▸ **Data in this exercise**:
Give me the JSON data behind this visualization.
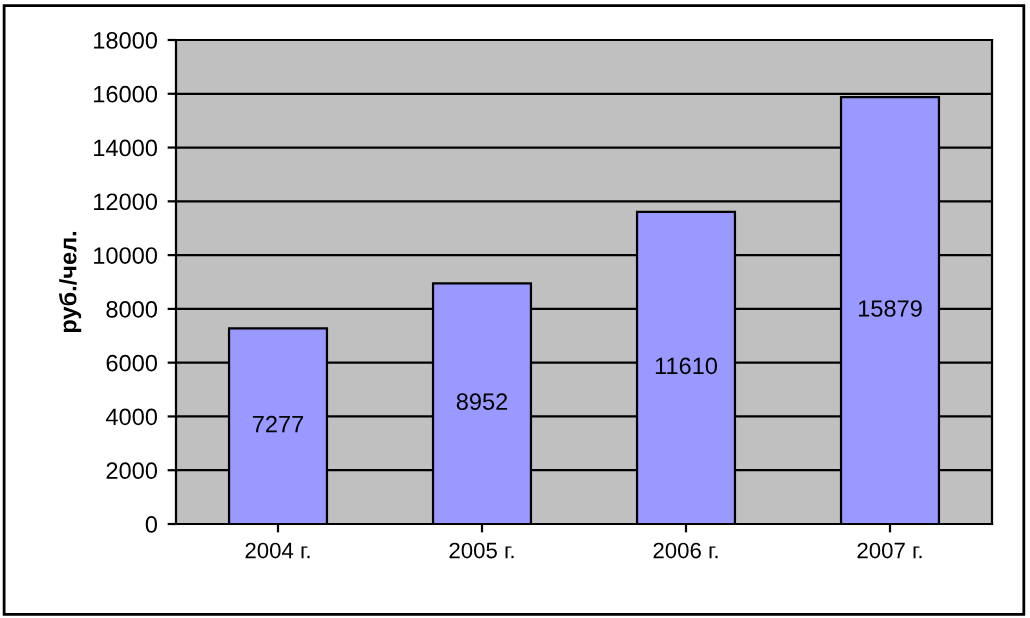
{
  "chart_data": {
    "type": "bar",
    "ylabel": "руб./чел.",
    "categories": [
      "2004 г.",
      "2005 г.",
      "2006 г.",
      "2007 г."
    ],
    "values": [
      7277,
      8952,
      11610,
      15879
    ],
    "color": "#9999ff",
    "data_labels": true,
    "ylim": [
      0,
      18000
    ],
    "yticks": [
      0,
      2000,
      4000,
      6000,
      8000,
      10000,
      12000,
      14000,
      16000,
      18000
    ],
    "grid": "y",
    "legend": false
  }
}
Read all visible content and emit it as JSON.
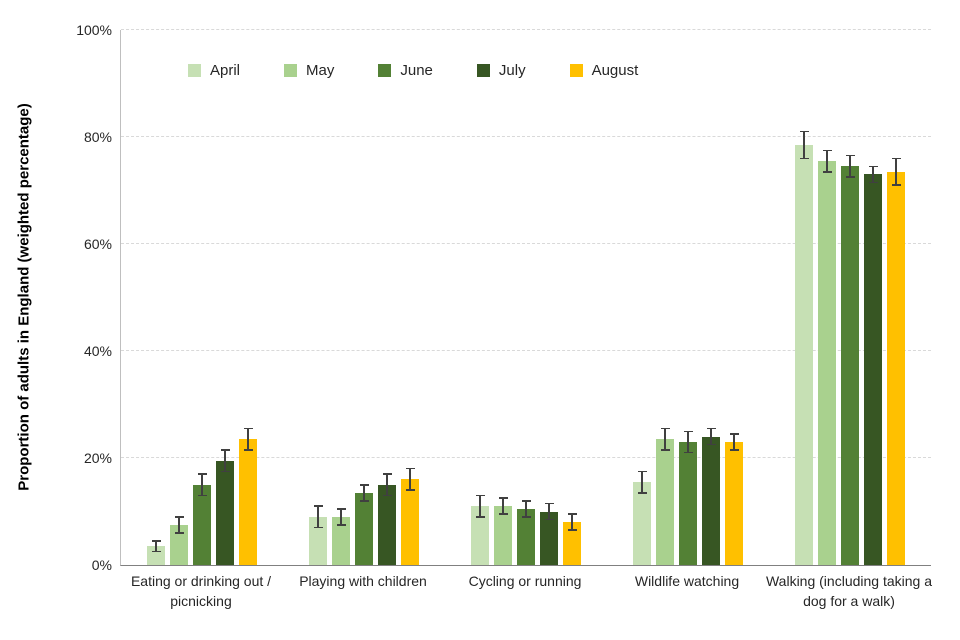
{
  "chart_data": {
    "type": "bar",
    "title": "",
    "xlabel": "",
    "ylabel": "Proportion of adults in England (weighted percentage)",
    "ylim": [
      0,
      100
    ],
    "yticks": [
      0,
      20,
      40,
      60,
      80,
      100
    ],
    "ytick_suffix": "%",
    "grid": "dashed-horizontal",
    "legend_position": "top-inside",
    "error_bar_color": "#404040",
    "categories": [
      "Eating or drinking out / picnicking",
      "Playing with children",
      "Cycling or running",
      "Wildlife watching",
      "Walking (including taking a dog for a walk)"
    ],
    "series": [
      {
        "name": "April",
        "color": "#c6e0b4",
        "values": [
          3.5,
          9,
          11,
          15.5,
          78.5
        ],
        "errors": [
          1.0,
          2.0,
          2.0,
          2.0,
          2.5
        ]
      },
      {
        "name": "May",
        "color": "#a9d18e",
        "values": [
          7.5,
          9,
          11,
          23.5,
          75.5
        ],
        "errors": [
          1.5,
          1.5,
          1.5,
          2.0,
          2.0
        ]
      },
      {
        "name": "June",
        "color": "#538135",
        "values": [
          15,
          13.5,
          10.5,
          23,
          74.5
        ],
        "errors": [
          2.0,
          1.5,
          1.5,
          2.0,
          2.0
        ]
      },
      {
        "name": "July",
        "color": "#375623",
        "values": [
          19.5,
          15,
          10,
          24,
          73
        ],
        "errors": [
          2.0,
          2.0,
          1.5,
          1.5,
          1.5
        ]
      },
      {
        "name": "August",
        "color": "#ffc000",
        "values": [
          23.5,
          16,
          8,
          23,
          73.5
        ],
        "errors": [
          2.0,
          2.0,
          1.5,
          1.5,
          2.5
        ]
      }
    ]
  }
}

▸ **Set task**: Show the lines from the data above that contain the string "JSON".

▸ **Response**:
Give me the JSON data behind this visualization.
Read all visible content and emit it as JSON.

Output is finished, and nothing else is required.